- WRITTEN INSTRUCTION -
Search the records for "Warp". Copy every line where it appears.
──────────────────────────────
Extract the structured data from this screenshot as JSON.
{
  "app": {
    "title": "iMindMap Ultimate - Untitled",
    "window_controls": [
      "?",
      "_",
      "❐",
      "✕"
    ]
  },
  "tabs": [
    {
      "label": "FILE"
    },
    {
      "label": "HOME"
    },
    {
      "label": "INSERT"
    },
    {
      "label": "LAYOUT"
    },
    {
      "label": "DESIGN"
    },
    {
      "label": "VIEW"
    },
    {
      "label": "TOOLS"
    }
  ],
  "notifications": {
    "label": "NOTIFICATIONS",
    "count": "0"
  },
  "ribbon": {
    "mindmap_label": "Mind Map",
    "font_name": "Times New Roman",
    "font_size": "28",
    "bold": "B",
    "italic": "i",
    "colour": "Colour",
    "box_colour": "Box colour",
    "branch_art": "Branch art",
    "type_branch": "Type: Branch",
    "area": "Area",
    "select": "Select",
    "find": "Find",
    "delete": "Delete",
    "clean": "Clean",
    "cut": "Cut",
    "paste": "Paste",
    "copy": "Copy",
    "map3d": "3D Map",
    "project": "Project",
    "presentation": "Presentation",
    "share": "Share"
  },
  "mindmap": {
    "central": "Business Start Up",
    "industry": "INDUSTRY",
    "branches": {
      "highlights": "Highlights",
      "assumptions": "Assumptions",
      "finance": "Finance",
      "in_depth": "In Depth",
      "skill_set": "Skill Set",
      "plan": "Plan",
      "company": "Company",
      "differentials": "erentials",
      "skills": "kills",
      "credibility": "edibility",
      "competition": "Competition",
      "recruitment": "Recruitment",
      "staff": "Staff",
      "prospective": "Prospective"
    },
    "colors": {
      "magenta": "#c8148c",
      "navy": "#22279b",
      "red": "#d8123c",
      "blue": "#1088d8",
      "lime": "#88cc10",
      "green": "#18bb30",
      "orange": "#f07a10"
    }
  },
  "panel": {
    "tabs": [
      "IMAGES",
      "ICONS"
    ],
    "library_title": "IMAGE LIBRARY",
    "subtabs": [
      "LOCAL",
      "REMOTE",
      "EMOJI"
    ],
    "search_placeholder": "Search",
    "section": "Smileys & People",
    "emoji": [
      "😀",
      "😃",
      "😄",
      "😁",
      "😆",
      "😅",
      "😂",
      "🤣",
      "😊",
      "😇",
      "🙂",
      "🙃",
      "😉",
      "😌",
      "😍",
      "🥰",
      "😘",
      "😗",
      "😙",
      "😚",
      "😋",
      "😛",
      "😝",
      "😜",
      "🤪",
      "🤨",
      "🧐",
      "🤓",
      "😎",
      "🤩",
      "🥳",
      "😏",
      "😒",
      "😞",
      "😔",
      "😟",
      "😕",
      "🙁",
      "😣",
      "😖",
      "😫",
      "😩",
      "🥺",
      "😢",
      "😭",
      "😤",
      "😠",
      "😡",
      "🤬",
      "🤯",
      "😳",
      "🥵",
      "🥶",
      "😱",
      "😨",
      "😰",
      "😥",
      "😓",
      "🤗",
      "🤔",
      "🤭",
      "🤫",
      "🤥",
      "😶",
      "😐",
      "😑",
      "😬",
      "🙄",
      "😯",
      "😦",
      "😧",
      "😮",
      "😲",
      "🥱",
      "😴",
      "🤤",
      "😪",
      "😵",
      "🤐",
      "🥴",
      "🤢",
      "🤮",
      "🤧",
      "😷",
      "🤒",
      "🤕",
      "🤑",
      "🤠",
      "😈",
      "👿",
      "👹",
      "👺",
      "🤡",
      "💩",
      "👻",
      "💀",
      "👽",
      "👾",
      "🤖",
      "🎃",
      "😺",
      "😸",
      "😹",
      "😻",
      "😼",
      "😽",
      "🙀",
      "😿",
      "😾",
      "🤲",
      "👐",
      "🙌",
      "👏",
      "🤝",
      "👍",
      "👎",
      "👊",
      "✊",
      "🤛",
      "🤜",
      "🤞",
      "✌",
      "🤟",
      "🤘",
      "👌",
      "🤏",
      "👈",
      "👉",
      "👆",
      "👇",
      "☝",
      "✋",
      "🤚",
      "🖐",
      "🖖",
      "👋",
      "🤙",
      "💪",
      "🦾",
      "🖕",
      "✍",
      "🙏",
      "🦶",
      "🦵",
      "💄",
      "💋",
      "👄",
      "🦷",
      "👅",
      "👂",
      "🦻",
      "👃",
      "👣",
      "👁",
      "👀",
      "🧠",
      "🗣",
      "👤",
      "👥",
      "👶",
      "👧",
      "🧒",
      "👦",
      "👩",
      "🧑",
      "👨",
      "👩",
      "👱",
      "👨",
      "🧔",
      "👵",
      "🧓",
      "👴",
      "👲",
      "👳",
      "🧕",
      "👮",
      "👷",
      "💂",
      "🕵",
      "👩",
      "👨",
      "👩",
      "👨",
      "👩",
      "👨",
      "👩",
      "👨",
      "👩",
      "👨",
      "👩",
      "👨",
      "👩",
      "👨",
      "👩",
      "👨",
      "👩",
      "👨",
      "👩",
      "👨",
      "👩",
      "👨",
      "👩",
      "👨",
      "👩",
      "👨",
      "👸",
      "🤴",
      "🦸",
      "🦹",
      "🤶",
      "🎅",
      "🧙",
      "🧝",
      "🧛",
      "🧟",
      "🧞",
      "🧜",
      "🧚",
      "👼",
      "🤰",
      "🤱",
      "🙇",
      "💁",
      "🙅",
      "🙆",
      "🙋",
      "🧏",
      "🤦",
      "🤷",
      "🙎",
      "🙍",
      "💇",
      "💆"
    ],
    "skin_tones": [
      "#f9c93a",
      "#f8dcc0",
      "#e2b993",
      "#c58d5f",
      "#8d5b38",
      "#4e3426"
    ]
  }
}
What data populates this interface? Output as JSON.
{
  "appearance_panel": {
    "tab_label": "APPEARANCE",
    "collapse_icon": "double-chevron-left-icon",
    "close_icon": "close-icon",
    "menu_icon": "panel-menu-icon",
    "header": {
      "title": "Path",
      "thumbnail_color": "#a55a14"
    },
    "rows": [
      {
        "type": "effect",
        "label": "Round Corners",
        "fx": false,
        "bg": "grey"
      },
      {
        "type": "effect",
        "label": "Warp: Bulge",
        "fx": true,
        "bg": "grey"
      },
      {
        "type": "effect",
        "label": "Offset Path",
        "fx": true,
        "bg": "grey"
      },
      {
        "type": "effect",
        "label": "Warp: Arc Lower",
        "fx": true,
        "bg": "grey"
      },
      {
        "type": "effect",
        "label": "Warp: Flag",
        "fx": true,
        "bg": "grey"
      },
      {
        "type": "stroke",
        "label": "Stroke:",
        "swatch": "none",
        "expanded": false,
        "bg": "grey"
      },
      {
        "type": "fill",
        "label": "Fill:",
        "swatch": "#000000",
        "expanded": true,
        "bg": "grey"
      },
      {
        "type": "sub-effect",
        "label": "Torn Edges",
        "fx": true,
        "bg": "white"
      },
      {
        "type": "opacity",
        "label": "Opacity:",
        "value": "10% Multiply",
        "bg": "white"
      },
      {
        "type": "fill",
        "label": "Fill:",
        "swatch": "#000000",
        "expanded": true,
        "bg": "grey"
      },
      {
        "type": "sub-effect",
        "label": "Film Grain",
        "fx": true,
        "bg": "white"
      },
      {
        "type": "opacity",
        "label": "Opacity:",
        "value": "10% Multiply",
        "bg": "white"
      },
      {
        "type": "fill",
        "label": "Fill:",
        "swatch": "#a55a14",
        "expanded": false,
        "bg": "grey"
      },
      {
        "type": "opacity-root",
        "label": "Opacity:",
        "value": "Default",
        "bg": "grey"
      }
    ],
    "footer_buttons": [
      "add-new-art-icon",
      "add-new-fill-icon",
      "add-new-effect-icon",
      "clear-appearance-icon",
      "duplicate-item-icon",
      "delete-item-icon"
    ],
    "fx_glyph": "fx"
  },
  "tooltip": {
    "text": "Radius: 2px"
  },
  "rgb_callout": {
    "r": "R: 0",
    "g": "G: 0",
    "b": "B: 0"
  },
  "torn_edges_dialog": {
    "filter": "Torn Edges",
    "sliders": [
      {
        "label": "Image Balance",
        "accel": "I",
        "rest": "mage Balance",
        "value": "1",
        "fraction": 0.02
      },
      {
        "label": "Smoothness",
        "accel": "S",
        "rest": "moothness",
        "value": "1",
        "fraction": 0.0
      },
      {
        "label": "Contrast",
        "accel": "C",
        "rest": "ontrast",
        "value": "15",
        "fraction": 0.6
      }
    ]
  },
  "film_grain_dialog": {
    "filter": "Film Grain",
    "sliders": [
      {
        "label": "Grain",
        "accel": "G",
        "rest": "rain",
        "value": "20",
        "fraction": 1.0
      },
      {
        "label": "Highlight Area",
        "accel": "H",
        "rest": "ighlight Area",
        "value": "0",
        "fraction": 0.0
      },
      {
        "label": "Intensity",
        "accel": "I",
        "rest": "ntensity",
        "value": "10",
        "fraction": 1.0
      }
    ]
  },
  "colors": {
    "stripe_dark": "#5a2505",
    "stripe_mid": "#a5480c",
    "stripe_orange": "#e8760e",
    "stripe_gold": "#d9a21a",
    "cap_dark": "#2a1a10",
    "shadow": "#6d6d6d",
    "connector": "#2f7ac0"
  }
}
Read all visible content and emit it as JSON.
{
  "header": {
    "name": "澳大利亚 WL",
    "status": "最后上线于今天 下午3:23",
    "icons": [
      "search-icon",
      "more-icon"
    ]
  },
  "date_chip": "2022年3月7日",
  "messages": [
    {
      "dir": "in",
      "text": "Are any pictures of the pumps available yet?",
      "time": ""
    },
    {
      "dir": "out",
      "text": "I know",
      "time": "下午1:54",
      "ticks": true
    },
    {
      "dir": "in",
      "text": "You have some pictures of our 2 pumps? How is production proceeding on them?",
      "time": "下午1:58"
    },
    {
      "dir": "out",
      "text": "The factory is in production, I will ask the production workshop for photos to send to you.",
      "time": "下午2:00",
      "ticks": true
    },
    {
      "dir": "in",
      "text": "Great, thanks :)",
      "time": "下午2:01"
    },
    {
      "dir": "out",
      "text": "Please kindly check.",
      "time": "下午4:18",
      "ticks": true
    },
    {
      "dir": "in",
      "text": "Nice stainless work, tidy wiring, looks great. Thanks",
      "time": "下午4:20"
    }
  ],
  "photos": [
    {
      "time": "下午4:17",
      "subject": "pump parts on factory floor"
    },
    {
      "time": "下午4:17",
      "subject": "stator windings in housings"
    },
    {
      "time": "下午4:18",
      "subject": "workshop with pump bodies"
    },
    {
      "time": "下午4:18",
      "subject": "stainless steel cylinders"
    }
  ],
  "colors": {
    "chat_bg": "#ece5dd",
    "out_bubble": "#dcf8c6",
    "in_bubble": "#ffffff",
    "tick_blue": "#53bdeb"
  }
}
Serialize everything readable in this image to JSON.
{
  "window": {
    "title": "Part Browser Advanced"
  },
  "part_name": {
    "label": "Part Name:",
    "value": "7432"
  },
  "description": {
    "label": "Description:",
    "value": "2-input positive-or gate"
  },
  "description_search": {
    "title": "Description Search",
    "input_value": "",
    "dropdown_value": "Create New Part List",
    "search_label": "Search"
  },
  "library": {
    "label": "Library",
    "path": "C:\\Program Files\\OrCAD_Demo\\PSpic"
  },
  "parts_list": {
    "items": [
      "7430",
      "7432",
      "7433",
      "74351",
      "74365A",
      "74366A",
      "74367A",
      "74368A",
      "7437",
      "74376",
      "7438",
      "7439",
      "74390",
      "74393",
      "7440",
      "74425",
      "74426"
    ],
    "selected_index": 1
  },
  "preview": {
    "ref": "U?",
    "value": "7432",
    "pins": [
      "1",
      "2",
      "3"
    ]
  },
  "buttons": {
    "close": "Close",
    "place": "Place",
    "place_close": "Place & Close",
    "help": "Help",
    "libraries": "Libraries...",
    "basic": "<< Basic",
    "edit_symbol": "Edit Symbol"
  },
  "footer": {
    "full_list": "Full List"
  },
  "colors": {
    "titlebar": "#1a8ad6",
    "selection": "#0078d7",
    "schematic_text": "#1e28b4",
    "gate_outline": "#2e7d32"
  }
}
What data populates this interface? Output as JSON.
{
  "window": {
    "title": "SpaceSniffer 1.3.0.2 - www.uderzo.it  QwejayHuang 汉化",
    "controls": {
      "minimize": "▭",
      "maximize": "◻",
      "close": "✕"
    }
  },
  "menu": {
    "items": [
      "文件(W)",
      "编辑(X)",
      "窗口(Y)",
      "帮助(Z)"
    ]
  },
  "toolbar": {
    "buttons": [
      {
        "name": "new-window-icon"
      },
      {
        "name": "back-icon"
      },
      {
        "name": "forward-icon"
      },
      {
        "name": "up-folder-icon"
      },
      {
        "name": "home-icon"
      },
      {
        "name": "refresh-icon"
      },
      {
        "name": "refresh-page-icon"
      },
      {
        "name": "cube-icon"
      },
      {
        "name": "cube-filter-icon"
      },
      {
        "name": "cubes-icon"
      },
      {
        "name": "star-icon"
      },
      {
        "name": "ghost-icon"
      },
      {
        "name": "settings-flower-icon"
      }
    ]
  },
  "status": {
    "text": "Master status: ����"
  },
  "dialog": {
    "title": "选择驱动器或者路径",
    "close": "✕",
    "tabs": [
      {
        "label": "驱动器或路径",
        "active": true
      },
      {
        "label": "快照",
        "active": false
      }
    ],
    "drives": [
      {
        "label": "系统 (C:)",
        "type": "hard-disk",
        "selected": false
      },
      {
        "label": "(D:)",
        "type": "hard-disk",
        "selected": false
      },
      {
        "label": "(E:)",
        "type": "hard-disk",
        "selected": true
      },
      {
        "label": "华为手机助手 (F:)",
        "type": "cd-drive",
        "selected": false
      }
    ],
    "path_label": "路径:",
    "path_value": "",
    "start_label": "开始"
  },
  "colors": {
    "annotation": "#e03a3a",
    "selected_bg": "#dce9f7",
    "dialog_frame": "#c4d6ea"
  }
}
──────────────────────────────
- THE RESULT -
        "label": "Warp: Bulge",
        "label": "Warp: Arc Lower",
        "label": "Warp: Flag",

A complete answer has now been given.